*YOUR OBJECTIVE*
Copy each line that holds "Private".

* Begin AVAILABLE RECORDS *

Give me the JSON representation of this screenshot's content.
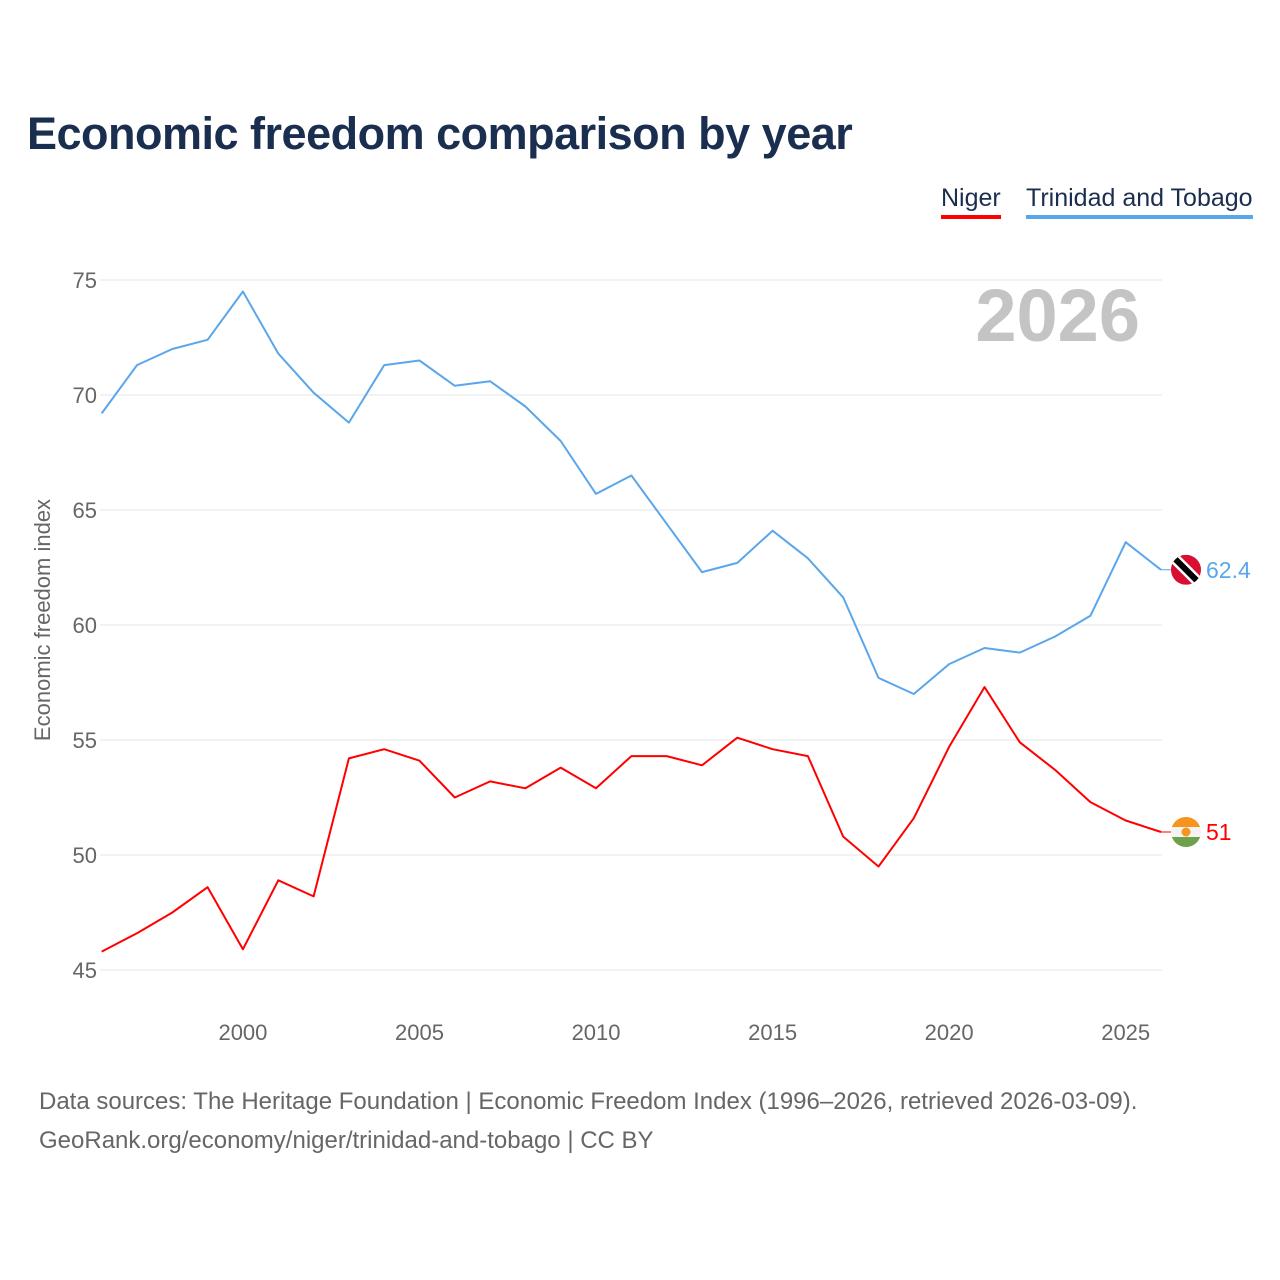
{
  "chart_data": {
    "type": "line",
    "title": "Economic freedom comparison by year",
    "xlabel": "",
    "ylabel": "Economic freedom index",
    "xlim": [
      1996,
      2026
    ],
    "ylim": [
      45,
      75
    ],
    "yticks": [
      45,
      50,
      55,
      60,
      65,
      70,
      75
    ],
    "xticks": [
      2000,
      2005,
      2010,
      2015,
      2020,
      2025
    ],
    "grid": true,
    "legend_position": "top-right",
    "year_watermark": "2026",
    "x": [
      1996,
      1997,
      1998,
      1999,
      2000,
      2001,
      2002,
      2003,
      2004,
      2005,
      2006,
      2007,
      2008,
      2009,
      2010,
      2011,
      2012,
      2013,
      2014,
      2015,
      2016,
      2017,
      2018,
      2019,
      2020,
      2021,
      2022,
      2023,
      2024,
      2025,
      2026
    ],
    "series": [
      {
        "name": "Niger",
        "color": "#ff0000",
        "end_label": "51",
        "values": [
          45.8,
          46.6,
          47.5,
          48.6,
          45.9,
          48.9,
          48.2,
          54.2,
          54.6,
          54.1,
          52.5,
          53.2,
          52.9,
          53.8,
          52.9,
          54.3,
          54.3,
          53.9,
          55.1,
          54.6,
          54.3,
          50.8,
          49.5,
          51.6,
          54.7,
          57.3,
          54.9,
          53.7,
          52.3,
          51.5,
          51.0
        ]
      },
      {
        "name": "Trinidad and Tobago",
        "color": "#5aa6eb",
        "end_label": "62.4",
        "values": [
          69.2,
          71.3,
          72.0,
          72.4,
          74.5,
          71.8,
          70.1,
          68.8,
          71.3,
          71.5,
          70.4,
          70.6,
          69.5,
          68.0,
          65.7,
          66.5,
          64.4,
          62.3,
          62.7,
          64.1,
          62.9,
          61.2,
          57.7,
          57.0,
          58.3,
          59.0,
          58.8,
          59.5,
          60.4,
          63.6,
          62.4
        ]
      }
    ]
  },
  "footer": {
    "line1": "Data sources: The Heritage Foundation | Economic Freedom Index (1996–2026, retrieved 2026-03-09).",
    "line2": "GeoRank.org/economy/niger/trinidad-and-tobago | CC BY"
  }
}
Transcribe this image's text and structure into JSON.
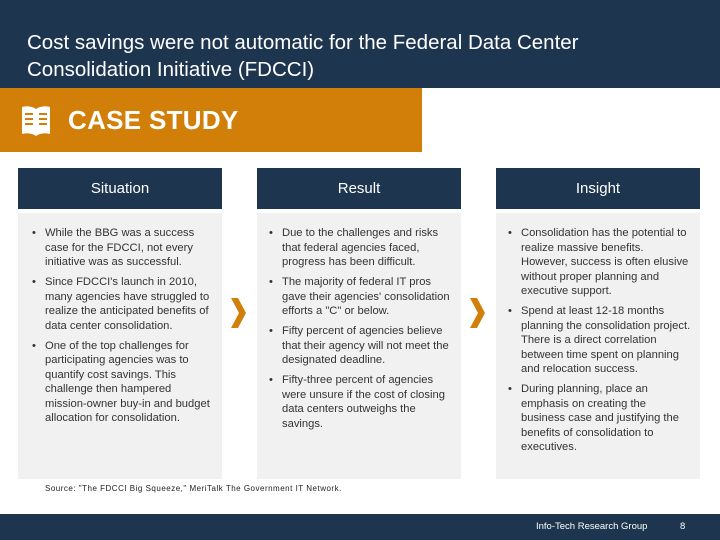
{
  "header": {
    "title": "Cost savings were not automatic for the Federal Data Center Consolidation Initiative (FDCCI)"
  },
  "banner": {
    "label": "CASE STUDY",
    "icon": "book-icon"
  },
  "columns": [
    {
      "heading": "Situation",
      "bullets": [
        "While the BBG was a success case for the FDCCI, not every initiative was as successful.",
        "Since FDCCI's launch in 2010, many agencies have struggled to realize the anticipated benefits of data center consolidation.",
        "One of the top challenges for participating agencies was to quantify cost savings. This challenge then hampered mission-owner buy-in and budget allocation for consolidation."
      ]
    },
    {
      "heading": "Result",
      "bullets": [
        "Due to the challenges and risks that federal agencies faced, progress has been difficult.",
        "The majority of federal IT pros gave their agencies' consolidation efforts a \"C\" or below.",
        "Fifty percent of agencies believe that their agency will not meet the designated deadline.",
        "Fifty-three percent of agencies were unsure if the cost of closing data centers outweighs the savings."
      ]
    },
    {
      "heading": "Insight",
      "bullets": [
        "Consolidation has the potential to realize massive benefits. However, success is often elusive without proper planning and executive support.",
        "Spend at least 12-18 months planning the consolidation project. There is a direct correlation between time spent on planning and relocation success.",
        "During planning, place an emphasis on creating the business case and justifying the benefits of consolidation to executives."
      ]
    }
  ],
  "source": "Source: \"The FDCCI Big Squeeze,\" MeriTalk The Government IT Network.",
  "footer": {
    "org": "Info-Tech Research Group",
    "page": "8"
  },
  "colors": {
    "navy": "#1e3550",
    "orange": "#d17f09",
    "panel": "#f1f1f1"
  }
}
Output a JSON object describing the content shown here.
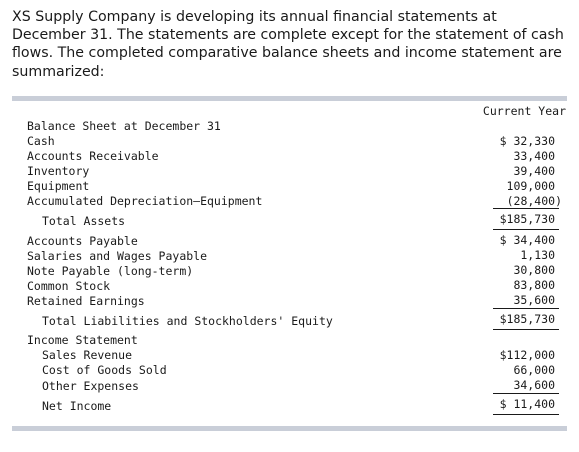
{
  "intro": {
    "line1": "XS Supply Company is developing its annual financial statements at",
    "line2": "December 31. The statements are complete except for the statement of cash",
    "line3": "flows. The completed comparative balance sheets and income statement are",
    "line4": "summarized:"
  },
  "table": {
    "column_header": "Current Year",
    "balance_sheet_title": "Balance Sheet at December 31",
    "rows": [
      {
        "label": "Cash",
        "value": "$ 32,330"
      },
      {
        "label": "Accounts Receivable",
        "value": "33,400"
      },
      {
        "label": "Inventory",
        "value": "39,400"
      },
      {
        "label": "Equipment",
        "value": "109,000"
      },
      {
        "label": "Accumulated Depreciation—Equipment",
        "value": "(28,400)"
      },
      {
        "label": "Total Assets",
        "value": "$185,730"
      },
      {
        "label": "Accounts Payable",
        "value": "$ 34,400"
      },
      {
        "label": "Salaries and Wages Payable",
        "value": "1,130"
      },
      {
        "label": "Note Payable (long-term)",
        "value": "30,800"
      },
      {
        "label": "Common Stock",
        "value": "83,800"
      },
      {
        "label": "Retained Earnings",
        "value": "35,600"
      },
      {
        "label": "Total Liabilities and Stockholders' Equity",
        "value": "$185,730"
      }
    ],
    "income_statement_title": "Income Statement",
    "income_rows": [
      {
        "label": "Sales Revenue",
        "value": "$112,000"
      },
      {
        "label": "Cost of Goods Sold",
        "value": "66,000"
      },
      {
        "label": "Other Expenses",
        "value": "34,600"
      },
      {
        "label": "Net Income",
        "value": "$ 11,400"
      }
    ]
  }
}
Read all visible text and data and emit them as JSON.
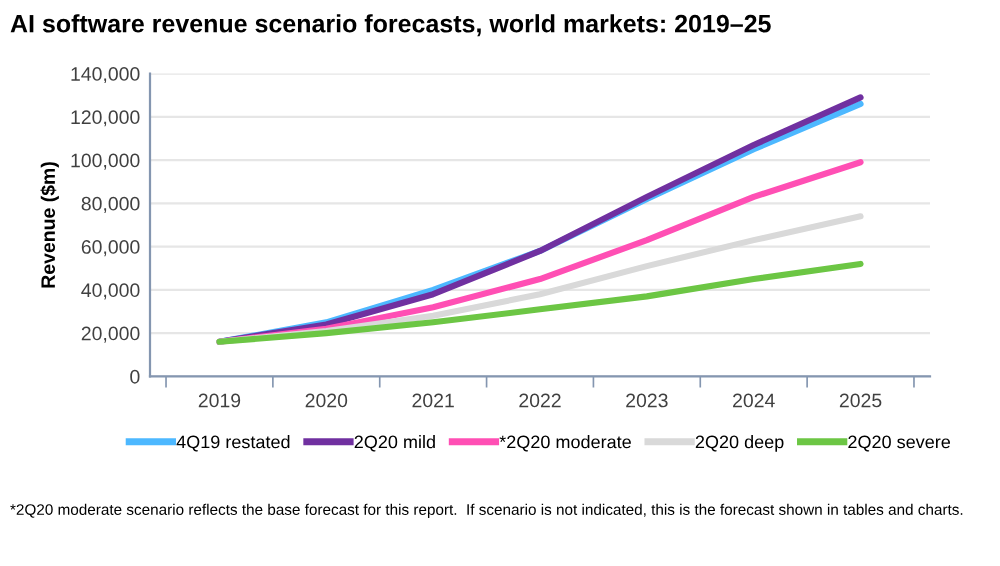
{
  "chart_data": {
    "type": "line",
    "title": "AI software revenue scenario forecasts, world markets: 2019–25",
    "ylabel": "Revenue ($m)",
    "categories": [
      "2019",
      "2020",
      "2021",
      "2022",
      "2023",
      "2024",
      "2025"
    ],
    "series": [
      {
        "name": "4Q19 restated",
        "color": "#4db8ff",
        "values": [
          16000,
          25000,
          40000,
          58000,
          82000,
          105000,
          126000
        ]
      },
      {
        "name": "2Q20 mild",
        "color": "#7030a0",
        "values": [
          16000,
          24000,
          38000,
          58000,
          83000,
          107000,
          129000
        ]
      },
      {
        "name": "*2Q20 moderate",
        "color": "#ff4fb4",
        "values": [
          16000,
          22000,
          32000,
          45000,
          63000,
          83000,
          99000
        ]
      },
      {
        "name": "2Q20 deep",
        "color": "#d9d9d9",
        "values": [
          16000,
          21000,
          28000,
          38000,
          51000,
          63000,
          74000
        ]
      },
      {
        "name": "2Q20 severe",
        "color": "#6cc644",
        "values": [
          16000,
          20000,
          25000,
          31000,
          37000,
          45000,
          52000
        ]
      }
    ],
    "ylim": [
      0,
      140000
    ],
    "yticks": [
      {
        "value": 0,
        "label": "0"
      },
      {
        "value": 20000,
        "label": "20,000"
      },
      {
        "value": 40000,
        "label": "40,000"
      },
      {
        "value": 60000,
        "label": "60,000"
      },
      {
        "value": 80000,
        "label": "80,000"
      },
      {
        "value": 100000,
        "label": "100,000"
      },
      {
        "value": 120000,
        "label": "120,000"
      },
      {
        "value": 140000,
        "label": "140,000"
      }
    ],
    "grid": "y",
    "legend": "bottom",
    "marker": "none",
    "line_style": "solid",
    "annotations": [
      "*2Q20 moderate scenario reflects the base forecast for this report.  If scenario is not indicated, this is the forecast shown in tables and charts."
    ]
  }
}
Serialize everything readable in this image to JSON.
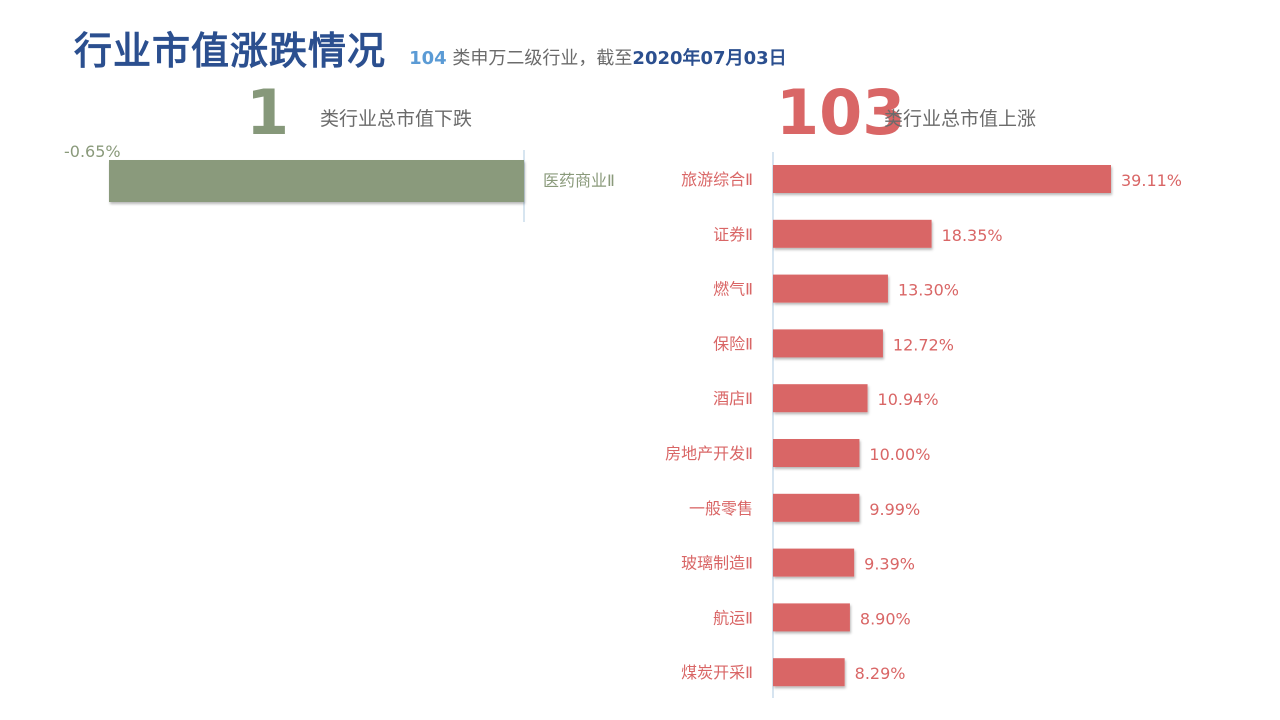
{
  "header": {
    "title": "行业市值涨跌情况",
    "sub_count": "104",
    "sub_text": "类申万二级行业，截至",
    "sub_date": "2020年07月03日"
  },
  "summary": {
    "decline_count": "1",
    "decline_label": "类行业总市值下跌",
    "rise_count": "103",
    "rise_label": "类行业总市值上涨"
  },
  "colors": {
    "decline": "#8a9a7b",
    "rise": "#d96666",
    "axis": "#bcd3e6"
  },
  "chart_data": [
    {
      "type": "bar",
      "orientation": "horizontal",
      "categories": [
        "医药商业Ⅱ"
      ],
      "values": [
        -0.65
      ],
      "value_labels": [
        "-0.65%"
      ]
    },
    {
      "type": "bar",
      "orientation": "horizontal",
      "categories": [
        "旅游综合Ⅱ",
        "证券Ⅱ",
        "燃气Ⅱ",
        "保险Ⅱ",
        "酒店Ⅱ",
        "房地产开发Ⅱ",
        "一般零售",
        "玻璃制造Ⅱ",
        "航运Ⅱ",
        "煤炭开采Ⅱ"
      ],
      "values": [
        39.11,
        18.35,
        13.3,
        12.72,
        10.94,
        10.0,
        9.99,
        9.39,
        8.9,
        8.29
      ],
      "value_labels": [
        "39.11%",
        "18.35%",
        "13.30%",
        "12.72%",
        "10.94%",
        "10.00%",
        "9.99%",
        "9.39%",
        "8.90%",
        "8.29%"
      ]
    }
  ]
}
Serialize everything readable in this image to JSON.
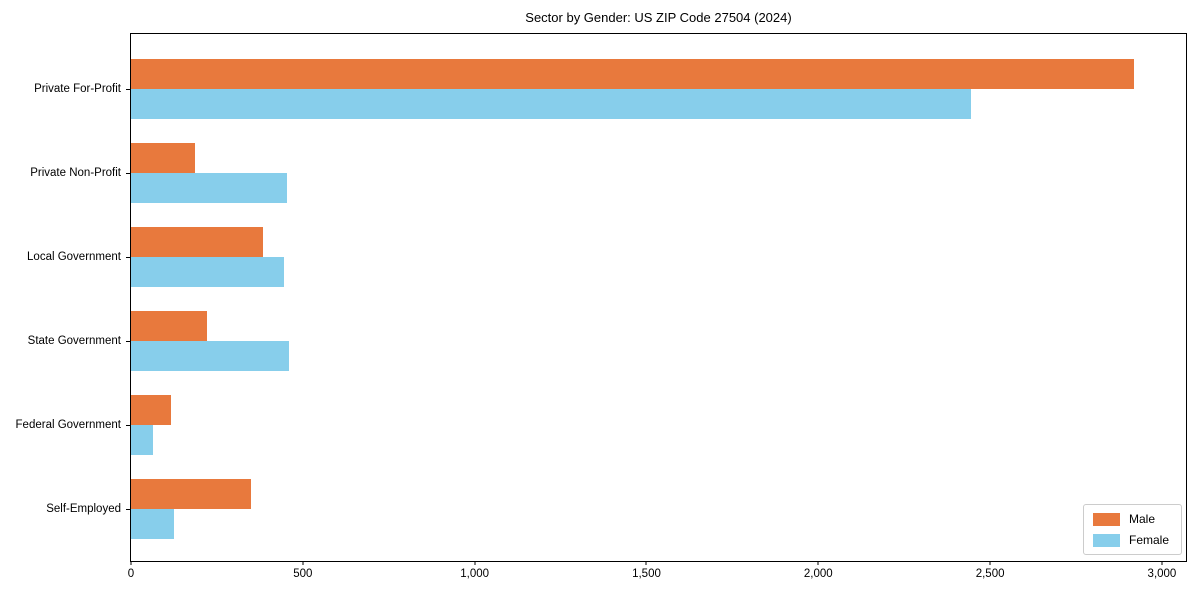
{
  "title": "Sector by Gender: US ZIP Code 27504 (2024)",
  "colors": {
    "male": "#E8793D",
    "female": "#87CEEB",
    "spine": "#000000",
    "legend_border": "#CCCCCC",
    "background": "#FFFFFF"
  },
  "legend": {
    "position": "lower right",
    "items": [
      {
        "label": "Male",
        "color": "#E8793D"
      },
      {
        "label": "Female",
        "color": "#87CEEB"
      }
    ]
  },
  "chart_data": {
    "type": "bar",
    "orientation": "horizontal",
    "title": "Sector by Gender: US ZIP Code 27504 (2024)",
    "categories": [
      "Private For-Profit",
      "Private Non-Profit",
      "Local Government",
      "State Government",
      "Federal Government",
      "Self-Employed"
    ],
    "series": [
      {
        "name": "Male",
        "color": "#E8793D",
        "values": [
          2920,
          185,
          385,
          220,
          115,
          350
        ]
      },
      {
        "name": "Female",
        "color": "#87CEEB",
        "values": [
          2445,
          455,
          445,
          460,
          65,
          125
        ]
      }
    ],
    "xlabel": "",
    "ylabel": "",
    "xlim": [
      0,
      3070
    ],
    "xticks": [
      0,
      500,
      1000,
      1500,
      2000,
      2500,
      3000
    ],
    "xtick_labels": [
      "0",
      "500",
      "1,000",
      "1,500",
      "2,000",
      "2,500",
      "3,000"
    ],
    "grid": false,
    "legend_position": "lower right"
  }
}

* End AVAILABLE RECORDS *

*CORRECT RESPONSE*
      "Private For-Profit",
      "Private Non-Profit",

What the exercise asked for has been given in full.